= EXERCISE =
Your answer should be a single number: the count of lines containing the string "screenshot".
* * * * * * *
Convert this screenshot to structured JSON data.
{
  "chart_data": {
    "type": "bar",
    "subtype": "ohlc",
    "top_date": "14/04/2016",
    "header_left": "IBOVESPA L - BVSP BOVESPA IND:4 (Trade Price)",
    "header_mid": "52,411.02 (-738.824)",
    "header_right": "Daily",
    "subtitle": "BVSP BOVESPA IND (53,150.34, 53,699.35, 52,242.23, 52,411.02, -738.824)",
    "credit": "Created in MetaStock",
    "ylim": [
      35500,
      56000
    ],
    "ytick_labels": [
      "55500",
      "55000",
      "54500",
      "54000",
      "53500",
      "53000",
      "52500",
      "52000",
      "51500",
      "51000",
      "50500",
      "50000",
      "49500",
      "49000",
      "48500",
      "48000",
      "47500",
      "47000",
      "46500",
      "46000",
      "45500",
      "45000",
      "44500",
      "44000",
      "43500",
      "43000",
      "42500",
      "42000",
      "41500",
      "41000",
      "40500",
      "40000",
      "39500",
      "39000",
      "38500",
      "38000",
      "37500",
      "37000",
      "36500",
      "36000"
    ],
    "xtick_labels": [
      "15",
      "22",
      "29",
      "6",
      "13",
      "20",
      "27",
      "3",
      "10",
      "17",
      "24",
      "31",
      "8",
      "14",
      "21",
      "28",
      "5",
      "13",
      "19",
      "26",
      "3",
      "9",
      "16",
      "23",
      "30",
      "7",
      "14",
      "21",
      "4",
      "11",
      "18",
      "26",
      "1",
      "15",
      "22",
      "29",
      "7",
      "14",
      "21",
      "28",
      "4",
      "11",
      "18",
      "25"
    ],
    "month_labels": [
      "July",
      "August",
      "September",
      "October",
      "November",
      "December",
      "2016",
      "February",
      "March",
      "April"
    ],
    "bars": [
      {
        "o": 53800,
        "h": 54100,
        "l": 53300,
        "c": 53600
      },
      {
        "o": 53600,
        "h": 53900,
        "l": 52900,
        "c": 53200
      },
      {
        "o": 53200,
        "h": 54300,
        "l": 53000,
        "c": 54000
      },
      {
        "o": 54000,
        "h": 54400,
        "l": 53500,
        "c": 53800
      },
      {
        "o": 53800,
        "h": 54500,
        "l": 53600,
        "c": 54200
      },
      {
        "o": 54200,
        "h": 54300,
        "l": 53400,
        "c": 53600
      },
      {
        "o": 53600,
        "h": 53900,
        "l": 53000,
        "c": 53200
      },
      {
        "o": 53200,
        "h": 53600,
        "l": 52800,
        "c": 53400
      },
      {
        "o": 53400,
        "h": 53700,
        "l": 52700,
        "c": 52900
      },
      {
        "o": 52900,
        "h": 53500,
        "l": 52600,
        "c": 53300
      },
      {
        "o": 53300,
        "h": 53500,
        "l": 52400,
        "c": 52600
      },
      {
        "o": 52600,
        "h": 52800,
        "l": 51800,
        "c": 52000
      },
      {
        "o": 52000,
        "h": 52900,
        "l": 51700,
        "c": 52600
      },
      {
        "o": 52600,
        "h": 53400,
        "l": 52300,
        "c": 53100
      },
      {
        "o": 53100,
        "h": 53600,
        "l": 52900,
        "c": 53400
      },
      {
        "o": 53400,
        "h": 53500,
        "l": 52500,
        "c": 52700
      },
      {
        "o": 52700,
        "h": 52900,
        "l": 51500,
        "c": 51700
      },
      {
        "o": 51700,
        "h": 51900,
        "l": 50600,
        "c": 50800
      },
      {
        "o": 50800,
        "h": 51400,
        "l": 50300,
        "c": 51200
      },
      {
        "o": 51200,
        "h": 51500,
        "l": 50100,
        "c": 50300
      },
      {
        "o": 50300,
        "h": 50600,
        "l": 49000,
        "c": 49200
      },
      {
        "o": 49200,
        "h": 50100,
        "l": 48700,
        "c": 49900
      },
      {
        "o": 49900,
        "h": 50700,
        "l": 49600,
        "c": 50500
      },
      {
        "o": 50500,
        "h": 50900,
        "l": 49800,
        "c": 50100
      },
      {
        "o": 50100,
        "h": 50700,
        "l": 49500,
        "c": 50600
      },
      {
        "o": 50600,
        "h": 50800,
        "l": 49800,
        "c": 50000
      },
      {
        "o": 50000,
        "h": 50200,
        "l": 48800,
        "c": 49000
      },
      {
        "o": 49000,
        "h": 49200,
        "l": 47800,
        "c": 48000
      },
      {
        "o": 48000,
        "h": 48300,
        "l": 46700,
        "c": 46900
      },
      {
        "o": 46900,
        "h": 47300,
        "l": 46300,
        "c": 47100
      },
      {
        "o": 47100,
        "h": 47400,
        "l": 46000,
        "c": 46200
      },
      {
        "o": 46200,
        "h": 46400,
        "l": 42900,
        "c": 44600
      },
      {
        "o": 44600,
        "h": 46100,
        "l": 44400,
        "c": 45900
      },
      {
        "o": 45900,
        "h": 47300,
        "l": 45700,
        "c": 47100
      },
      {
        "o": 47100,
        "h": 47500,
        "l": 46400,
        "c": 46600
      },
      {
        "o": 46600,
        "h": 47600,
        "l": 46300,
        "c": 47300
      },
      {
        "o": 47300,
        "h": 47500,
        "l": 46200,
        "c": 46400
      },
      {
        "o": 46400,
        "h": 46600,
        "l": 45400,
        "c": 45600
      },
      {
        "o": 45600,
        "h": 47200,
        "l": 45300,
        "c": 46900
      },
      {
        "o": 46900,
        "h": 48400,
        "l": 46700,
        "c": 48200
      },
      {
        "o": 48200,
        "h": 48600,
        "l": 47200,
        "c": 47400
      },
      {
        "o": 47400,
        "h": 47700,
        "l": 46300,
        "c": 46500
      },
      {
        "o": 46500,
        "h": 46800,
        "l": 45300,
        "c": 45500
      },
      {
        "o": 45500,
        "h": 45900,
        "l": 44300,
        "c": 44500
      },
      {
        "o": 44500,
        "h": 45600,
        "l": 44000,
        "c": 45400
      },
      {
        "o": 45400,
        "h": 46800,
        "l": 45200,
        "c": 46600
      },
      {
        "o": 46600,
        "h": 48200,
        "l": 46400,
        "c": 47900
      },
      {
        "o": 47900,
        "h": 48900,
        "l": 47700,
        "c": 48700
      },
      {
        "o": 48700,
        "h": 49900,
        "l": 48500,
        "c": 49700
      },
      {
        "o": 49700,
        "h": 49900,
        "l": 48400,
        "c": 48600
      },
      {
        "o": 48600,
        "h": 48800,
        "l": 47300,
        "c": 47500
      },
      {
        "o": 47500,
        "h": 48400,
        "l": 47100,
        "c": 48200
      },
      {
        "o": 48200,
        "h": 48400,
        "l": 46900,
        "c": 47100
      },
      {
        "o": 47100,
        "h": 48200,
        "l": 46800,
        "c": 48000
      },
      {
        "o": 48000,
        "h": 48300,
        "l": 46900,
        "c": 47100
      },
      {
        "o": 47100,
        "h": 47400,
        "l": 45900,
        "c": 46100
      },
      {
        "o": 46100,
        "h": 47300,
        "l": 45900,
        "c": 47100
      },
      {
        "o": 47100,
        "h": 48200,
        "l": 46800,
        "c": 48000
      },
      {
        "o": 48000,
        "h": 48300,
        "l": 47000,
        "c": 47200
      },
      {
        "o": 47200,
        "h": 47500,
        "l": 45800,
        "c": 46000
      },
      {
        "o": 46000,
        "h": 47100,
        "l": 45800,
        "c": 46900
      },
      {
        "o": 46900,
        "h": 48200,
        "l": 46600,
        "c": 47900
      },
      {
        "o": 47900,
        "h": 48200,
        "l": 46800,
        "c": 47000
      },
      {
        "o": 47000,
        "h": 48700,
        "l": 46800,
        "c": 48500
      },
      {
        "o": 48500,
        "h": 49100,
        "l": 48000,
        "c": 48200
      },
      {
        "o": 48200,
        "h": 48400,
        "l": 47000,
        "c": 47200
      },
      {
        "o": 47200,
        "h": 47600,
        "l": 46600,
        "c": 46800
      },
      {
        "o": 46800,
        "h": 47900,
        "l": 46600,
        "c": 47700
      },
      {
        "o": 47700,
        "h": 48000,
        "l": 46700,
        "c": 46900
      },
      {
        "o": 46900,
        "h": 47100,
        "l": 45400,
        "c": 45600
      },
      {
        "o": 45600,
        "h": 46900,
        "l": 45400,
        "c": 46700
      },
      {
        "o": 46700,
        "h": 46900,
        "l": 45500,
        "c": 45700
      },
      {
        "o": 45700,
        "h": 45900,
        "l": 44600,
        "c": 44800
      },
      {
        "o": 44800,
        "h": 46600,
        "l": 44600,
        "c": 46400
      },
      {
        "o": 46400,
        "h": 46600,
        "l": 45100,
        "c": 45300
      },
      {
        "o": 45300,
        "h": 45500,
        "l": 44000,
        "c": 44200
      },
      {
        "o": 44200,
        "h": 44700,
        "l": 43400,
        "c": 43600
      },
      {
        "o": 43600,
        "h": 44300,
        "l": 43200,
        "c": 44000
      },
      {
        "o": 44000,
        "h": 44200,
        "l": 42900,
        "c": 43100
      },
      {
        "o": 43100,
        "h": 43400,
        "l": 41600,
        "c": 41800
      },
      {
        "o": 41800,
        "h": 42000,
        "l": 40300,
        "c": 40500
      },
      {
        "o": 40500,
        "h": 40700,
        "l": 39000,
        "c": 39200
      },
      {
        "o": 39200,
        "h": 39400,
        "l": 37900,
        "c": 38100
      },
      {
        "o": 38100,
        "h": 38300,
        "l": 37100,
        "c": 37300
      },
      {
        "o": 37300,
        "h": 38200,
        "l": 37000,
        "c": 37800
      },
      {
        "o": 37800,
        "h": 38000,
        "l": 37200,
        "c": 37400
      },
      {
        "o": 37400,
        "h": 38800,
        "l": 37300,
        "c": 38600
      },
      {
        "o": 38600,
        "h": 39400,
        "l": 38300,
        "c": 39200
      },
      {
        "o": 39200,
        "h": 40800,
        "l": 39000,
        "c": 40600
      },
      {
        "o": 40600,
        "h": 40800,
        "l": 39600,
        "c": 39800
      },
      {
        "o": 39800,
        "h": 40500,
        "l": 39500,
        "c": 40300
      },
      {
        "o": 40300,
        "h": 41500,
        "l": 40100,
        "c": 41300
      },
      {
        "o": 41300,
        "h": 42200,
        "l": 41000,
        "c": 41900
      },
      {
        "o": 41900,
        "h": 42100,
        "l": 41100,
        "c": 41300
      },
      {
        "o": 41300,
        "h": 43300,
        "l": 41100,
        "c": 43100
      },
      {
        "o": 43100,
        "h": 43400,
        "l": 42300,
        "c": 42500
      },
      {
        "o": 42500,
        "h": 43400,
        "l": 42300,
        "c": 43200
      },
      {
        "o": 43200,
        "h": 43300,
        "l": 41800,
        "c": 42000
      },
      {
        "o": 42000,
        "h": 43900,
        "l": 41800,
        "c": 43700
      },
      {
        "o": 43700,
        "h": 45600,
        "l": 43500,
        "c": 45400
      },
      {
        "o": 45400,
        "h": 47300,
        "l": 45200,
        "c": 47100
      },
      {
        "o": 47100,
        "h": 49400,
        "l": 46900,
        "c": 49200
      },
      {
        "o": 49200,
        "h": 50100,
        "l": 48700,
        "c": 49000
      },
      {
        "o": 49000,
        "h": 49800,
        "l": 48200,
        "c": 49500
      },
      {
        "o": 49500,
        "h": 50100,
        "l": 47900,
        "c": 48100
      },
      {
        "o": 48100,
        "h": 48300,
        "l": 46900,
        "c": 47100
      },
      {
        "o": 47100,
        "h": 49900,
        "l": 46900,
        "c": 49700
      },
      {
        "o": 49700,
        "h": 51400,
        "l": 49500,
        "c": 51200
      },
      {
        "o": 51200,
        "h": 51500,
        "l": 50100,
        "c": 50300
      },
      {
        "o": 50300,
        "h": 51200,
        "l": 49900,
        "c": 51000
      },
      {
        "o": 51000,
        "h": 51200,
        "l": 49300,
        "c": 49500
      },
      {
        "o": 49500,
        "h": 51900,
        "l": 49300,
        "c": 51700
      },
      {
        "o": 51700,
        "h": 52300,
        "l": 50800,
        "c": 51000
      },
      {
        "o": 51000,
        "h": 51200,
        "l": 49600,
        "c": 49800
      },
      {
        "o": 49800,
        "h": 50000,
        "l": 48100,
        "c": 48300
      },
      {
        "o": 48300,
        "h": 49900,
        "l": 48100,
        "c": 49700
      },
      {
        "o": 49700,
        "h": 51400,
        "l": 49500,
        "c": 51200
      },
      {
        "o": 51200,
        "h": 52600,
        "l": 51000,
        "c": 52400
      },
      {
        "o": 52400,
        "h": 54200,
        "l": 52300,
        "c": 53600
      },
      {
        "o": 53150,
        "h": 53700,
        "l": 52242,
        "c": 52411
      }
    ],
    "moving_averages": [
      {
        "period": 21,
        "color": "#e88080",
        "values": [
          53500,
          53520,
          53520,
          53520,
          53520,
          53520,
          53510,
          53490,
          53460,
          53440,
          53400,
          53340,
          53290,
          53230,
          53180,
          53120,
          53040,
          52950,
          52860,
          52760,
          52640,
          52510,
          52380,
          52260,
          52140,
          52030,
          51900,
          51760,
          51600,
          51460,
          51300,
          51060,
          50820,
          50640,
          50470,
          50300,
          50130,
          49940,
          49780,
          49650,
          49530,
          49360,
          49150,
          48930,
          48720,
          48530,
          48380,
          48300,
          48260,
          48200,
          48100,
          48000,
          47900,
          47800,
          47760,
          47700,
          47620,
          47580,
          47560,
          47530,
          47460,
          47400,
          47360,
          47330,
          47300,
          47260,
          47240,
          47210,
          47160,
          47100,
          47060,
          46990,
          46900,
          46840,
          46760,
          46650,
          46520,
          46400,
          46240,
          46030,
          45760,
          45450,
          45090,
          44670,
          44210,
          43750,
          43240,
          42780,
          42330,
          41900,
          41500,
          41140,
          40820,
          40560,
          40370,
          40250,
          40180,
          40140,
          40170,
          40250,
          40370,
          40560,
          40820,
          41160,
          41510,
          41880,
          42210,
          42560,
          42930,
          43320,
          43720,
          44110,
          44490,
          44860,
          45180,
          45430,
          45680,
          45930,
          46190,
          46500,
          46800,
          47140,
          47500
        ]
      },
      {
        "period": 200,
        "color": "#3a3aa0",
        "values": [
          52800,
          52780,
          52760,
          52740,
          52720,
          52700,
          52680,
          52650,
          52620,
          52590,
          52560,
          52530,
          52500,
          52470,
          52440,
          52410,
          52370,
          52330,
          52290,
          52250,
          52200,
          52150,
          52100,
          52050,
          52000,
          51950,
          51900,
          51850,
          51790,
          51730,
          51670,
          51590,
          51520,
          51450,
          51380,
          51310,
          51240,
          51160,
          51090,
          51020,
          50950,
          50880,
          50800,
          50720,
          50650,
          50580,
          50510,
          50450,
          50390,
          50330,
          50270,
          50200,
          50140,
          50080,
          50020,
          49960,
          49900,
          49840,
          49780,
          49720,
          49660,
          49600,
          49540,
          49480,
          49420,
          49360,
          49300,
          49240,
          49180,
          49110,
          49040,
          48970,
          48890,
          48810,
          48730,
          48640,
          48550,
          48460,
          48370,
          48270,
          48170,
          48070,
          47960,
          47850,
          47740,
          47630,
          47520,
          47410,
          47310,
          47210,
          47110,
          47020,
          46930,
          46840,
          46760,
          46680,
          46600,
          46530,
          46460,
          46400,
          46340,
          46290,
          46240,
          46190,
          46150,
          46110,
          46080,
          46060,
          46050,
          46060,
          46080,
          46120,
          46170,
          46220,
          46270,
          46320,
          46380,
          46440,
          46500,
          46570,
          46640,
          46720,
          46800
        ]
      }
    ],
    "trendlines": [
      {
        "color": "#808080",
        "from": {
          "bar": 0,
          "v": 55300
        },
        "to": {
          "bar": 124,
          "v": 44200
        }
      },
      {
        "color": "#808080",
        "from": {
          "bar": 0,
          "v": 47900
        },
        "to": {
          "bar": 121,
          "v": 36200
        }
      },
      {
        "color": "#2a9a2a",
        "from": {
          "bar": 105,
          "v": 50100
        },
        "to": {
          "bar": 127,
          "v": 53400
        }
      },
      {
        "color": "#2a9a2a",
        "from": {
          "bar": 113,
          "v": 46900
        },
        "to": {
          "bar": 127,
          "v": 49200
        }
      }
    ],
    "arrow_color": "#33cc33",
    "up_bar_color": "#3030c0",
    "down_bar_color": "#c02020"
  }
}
* * * * * * *
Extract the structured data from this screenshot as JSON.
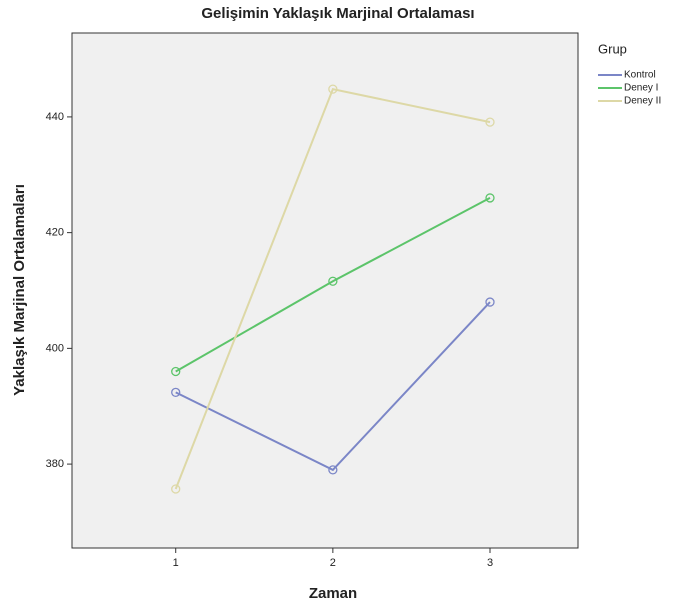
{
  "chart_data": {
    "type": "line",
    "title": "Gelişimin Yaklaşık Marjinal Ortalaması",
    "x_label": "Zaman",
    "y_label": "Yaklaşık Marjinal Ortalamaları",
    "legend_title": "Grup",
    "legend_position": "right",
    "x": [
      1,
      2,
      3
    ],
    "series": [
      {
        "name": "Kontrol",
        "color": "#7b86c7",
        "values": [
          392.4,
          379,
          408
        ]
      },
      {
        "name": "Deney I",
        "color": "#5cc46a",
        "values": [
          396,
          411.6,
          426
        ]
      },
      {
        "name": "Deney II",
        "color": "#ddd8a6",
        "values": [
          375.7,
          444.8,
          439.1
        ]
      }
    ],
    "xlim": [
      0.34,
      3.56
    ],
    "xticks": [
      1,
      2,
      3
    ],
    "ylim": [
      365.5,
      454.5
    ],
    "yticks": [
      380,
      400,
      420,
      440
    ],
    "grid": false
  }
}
* * * * * * *
= SOLUTION FOR THIS PROBLEM =
2